§ Tasks to carry out
1/ According to the text on sets, who primarily invented set theory as its own subject, and in which century?
2/ Write out the passage of the text on sets from "Set theory now" to "quite so formally.".

§ Text for analysis
☆ ☆ ☆ ☆ ☆ ☆ ☆

Chapter 1 Sets
All subjects have to start from somewhere, and we’ll start our work at sets. The authors believe that you, the reader, will have all seen some basic bits of set-theory before you got to this text. We hope we can safely assume 4 that you have at least some passing familiarity with sets, intersections, unions, Venn diagrams (those famous overlapping circle pictures), and so forth. Based on this assumption, we will move quite quickly through an introduction to this topic and do our best to get you to new material. We really want to get you proving things as quickly as possible.
Set theory now appears so thoroughly throughout mathematics that it is difficult to imagine how Mathematics could have existed without it. It might be surprising to note that set theory is a much newer part of mathematics than calculus. Set theory (as its own subject) was really only invented in the 19th Century — primarily by Georg Cantor 5 Really mathematicians were using sets well before then, just without defining things quite so formally.
Since it (and logic) will form the underpinning of all the structures we will discuss in this text it is important that we start with some definitions. We should try to make them as firm and formal as we can.
Assumptions can be dangerous, and in general we will avoid them, or at least do our best to be honest with the reader that we are making an assumption.
A mathematician we will discuss in much more detail in footnotes much like this much later in the text when we get to the topic of Cardinality in Chapter Chapter 12. We will also try to reduce the overuse of the word “much” as much as possible.

☆ ☆ ☆ ☆ ☆ ☆ ☆

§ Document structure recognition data
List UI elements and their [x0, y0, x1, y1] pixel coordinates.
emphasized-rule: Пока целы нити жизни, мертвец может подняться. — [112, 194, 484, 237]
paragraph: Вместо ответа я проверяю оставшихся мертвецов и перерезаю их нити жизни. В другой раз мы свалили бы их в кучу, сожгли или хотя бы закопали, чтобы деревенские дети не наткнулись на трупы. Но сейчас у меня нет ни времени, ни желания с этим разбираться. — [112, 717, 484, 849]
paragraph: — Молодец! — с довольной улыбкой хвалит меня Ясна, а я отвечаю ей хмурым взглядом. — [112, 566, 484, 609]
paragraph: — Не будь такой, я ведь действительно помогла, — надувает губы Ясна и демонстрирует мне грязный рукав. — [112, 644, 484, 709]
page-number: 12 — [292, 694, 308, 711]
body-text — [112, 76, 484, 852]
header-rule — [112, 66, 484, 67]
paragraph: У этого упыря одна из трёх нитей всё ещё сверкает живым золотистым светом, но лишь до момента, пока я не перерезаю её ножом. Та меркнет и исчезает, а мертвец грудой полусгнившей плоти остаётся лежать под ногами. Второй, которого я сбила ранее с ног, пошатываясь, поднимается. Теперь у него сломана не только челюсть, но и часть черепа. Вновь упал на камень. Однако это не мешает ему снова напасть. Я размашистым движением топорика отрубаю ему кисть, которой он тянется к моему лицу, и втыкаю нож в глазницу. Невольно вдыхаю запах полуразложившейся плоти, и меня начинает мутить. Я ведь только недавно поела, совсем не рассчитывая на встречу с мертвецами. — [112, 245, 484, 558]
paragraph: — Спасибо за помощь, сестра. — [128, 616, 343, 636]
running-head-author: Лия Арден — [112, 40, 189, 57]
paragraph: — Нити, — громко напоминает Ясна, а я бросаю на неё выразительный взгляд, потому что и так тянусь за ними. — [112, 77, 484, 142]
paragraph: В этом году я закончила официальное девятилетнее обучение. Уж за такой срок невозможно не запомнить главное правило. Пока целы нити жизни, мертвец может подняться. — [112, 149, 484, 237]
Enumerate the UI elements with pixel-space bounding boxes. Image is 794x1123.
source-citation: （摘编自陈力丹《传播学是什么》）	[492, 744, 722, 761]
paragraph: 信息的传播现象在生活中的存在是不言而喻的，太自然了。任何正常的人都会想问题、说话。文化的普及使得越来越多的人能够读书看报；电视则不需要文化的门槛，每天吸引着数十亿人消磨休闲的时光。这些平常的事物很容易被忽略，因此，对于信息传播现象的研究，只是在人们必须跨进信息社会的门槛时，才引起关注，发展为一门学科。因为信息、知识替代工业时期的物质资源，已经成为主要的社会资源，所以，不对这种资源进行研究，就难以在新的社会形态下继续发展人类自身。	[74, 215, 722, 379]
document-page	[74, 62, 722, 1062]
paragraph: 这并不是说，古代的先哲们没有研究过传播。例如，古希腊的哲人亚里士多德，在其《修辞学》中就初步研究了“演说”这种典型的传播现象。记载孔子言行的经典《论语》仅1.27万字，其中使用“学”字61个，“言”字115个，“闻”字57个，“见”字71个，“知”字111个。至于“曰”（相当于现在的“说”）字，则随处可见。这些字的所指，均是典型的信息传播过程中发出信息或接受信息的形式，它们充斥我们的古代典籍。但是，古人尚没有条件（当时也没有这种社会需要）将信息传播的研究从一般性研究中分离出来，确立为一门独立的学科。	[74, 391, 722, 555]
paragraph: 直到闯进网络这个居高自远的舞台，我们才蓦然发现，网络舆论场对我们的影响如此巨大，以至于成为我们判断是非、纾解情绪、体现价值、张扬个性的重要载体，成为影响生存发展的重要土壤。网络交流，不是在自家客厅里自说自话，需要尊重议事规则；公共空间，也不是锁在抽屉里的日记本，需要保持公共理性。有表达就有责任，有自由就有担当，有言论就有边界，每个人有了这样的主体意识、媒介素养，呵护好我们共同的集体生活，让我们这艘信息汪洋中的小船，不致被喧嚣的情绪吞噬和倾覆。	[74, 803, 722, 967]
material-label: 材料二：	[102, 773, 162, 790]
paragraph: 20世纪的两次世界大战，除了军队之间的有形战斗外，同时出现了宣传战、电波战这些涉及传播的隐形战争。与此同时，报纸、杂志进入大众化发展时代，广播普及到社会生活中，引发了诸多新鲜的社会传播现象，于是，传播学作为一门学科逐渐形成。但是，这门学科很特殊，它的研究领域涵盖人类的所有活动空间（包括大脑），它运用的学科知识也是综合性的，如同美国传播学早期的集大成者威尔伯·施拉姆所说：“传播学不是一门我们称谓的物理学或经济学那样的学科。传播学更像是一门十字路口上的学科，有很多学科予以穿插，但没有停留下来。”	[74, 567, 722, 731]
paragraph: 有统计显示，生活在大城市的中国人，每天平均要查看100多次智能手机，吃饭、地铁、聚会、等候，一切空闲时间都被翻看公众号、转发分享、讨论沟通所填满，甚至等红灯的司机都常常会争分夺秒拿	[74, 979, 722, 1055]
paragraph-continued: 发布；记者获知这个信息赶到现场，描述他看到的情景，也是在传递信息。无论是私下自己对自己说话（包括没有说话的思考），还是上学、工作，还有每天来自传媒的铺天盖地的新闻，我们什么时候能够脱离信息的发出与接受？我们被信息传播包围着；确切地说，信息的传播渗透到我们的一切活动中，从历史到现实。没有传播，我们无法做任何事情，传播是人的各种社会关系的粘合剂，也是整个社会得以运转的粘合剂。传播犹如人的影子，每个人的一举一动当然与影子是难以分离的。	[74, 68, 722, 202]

☆ ☆ ☆ ☆ ☆ ☆ ☆

§ Responses to the tasks
1/ Georg Cantor, in the 19th Century.

2/
Set theory now appears so thoroughly throughout mathematics that it is difficult to imagine how Mathematics could have existed without it. It might be surprising to note that set theory is a much newer part of mathematics than calculus. Set theory (as its own subject) was really only invented in the 19th Century — primarily by Georg Cantor 5 Really mathematicians were using sets well before then, just without defining things quite so formally.